#### WHAT THE EXERCISE ASKS:
Find every line of the listing below where "storage" appears, and copy it.

[Data entries for graphics]
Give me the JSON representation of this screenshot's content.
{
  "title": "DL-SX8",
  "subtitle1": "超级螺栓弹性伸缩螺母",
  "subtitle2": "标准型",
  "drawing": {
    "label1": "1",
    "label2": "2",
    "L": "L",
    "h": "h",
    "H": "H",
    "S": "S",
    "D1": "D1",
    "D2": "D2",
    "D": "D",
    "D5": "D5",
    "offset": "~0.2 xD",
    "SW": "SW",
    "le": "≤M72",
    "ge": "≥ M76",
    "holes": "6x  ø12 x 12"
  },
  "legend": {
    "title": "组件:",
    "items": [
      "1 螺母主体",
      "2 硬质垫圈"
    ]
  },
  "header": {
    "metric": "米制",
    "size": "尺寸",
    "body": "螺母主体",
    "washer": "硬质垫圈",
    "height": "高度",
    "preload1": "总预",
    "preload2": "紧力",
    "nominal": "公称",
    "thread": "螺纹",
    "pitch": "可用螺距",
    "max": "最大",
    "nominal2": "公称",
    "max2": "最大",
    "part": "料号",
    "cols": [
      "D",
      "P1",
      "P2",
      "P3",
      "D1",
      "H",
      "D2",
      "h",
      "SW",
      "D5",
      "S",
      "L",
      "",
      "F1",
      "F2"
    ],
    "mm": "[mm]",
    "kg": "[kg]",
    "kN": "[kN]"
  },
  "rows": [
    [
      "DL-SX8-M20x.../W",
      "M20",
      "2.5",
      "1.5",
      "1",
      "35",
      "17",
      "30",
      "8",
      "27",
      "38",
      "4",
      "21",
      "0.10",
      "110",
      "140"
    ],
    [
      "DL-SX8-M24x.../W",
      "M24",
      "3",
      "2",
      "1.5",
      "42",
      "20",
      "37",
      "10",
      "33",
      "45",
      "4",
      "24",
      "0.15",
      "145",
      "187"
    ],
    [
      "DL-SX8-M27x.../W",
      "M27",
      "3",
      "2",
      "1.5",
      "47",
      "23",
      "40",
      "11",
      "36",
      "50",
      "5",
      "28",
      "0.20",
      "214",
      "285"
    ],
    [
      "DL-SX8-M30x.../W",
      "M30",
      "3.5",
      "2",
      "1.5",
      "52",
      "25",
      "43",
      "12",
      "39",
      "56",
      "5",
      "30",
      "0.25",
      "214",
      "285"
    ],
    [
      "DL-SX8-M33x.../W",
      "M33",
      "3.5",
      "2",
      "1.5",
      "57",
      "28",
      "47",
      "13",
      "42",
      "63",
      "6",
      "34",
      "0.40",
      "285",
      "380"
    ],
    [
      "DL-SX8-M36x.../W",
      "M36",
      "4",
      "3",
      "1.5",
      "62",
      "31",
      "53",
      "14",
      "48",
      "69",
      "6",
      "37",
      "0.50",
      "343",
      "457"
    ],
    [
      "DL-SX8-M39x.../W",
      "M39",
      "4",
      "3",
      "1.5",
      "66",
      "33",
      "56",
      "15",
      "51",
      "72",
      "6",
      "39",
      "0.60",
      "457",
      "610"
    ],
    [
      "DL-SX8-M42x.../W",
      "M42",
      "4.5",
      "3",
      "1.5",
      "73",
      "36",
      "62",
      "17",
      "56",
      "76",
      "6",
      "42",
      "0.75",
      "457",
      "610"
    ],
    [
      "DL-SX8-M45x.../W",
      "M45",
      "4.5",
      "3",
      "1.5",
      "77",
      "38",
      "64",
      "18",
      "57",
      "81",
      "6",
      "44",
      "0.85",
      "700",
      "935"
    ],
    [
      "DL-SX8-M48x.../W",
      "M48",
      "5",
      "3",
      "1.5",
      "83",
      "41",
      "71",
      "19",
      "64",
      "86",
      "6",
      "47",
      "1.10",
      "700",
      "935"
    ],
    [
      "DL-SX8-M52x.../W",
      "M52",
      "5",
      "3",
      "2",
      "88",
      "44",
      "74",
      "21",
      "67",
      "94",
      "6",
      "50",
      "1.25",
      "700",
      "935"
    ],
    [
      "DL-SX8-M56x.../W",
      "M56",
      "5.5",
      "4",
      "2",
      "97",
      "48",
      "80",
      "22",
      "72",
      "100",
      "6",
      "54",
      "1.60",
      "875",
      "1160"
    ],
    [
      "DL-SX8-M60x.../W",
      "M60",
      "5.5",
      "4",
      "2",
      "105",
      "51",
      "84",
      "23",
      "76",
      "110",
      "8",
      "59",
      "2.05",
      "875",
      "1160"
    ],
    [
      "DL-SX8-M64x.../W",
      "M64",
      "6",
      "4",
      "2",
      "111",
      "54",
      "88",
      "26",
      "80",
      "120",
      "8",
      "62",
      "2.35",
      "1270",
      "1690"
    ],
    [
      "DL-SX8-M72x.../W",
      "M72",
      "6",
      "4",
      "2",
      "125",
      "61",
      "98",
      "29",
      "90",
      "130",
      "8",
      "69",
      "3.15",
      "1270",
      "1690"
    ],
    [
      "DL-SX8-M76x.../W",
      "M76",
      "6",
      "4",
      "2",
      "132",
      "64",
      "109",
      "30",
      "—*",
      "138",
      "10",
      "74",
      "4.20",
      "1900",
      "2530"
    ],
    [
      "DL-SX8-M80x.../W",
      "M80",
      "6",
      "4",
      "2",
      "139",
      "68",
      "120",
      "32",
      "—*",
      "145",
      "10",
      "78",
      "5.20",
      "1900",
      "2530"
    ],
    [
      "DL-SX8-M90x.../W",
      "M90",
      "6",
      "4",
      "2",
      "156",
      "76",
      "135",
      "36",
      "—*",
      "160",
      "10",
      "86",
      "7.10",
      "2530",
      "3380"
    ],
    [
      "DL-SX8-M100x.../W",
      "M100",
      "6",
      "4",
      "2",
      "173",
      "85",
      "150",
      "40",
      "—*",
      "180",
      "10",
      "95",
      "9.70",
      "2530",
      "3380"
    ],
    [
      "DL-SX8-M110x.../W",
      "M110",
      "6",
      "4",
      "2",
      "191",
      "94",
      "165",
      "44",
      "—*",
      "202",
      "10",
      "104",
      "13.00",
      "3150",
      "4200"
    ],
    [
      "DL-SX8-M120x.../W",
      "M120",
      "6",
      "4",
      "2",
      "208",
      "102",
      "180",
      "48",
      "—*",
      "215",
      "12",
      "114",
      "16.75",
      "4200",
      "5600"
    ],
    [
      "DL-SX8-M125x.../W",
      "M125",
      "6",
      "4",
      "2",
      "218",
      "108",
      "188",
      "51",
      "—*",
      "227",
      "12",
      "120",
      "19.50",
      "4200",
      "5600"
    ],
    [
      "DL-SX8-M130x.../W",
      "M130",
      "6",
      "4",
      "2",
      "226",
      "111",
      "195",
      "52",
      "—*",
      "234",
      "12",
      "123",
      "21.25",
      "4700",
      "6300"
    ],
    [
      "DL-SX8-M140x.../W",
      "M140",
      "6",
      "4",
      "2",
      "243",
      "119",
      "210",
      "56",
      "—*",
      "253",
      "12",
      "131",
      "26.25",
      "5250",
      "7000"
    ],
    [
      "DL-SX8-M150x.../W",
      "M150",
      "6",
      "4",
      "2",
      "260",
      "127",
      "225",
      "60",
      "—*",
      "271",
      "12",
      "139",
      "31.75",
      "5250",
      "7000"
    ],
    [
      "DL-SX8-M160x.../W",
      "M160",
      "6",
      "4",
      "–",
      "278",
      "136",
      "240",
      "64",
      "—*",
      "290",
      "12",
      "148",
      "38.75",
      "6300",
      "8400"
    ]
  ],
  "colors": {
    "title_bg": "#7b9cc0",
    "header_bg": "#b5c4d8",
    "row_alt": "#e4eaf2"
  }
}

--

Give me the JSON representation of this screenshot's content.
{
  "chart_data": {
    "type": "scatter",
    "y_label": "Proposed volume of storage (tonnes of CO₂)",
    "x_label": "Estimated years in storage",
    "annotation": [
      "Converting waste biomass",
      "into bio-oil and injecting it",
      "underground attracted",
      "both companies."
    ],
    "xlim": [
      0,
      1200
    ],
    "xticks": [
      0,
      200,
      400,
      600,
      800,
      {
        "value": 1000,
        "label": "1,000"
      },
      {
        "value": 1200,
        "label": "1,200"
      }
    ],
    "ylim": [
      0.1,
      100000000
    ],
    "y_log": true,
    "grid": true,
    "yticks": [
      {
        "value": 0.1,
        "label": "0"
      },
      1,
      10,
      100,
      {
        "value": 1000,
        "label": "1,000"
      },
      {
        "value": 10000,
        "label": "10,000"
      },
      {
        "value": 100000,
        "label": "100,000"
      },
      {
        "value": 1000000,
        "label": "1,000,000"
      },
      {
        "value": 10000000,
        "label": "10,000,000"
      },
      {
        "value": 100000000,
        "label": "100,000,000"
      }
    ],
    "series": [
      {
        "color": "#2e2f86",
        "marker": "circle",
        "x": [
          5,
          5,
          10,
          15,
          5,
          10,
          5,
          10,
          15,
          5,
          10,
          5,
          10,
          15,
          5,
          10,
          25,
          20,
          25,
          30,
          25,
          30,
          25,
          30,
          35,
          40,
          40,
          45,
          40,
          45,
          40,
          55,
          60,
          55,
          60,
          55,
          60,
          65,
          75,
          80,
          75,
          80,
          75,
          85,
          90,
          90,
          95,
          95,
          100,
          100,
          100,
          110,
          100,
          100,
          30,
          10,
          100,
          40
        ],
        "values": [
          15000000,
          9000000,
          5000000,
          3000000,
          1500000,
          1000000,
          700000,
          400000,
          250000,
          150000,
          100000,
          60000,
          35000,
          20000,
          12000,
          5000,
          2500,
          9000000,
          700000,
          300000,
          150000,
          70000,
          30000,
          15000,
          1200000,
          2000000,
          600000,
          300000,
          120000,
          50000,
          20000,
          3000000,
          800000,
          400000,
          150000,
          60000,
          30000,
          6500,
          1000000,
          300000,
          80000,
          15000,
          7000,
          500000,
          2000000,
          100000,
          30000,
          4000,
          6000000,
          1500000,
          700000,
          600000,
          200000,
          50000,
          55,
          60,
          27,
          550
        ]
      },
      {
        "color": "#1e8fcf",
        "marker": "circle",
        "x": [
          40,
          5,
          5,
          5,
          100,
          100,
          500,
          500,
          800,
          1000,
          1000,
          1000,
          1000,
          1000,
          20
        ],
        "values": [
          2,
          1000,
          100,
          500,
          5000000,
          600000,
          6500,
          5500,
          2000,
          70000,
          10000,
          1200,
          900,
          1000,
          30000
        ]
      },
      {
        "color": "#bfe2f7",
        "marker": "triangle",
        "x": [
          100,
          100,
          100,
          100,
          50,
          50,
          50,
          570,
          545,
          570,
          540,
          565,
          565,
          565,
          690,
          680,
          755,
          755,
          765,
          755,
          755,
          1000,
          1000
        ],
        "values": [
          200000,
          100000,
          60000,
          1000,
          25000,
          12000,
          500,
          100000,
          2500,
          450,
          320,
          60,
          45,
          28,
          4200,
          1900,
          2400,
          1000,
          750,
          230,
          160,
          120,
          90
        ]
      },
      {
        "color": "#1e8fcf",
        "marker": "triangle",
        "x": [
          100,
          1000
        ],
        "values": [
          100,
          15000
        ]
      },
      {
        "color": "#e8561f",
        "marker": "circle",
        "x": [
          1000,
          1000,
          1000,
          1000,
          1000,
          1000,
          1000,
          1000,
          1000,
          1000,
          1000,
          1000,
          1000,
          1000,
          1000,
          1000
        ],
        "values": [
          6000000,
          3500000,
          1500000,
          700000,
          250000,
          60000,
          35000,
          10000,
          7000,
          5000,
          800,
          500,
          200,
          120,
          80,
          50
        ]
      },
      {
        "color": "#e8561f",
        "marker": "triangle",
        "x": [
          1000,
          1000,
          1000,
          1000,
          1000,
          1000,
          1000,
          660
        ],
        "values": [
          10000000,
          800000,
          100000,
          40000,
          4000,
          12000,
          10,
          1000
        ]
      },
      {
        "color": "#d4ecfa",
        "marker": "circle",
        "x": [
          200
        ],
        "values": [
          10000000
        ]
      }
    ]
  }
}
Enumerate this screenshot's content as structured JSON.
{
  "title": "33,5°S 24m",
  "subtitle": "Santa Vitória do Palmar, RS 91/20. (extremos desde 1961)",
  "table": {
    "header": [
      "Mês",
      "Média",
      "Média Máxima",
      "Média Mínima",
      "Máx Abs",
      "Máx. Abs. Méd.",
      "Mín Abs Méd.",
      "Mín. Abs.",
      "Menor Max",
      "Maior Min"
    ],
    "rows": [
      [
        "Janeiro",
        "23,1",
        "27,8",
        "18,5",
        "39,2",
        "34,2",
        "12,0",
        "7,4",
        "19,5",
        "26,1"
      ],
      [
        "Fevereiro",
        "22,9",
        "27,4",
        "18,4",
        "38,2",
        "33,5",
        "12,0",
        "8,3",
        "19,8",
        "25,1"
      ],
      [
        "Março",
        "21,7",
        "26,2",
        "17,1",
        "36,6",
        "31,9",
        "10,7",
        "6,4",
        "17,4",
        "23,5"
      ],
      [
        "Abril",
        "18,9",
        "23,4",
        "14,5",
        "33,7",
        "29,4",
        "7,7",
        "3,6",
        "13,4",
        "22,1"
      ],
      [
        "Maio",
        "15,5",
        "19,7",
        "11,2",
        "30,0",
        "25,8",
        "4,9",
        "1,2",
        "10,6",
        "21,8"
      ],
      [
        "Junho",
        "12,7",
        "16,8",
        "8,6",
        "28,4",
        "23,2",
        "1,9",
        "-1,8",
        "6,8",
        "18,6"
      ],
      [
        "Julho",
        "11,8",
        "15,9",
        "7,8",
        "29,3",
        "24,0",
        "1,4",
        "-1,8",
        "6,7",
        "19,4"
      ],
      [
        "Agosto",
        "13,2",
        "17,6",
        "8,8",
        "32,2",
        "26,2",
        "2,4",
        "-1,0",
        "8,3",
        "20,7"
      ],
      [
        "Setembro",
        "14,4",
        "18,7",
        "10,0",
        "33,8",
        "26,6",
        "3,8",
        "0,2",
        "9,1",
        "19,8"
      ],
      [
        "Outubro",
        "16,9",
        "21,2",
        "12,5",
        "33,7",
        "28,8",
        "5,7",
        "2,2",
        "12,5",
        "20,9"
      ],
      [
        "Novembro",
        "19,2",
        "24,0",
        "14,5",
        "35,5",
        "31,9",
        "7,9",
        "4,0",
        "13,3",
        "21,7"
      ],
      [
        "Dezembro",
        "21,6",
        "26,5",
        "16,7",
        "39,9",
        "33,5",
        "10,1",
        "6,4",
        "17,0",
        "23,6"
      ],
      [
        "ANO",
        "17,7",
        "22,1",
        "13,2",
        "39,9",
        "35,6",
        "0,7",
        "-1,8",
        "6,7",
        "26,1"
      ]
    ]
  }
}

#### FULL ANSWER:
    "y_label": "Proposed volume of storage (tonnes of CO₂)",
    "x_label": "Estimated years in storage",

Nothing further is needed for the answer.